## Short problem
Lines that include the word "هدایا" are the ones to copy.

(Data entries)
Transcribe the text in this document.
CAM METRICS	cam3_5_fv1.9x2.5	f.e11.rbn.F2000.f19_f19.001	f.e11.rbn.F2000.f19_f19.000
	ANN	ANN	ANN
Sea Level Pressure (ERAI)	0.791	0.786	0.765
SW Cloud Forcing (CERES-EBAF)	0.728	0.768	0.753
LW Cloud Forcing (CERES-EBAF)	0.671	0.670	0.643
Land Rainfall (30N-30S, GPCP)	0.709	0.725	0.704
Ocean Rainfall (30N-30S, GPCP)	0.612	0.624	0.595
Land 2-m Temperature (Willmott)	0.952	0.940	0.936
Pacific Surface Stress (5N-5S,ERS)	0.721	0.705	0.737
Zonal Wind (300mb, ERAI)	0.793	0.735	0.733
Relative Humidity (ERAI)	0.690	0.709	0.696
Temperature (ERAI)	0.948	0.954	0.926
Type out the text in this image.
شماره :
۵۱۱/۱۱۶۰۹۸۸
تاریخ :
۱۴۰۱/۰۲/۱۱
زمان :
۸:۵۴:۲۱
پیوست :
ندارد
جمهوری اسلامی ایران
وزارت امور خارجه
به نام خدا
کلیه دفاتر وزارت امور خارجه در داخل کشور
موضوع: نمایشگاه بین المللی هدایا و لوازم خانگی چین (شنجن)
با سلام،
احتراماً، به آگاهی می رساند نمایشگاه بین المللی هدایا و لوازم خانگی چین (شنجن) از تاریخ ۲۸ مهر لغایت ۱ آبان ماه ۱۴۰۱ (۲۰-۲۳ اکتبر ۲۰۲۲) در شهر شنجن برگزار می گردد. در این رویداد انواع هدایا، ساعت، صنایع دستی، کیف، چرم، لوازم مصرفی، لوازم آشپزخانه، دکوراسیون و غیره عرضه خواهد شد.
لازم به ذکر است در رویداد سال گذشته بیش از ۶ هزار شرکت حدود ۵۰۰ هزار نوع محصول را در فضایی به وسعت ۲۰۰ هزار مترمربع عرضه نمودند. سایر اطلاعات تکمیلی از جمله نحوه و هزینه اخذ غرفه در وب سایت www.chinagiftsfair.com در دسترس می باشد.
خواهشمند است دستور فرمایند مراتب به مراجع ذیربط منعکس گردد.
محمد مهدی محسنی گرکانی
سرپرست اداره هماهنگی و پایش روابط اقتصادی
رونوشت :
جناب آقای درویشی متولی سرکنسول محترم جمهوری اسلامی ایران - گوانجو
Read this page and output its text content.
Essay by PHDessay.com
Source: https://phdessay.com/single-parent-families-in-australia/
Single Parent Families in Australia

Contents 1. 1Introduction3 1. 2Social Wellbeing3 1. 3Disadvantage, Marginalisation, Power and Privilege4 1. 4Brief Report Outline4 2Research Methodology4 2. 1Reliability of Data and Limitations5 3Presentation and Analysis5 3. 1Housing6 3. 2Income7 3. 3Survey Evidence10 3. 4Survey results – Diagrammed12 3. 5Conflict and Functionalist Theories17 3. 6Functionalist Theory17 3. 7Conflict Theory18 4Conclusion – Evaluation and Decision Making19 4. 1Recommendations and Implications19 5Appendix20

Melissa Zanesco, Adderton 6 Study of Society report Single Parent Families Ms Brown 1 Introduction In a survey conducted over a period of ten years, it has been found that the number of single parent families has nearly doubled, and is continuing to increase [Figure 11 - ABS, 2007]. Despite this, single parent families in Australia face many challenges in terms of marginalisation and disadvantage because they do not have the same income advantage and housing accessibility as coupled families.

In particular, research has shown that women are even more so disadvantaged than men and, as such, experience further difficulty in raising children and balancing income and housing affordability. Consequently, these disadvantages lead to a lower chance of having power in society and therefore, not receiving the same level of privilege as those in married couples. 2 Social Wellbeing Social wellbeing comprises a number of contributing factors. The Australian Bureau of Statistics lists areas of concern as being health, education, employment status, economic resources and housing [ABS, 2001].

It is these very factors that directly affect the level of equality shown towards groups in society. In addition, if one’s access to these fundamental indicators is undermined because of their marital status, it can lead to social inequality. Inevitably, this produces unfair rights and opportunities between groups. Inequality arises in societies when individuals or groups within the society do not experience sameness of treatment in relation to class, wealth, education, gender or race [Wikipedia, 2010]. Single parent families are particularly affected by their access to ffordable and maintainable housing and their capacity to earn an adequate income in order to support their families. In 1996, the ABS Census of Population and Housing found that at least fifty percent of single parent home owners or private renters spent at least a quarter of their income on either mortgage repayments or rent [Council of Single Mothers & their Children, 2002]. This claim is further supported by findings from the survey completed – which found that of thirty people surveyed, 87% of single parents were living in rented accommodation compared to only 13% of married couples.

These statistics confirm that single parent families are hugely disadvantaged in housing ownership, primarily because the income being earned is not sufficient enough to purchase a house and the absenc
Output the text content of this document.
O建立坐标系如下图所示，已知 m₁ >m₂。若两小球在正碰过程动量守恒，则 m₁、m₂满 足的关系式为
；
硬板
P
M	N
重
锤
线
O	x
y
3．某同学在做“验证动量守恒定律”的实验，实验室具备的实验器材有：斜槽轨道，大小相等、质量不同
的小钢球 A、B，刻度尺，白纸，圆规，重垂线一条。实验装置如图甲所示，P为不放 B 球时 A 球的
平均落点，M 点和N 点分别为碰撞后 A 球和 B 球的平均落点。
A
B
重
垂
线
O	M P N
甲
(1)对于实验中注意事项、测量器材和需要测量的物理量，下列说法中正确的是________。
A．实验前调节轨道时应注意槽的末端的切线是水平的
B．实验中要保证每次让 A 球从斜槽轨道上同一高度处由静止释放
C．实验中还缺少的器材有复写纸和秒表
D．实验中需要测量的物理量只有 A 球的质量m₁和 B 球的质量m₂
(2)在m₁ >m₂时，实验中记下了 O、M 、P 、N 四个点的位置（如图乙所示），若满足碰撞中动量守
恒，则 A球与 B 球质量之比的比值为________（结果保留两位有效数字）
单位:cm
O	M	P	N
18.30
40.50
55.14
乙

## Answer to this task
موضوع: نمایشگاه بین المللی هدایا و لوازم خانگی چین (شنجن)
احتراماً، به آگاهی می رساند نمایشگاه بین المللی هدایا و لوازم خانگی چین (شنجن) از تاریخ ۲۸ مهر لغایت ۱ آبان ماه ۱۴۰۱ (۲۰-۲۳ اکتبر ۲۰۲۲) در شهر شنجن برگزار می گردد. در این رویداد انواع هدایا، ساعت، صنایع دستی، کیف، چرم، لوازم مصرفی، لوازم آشپزخانه، دکوراسیون و غیره عرضه خواهد شد.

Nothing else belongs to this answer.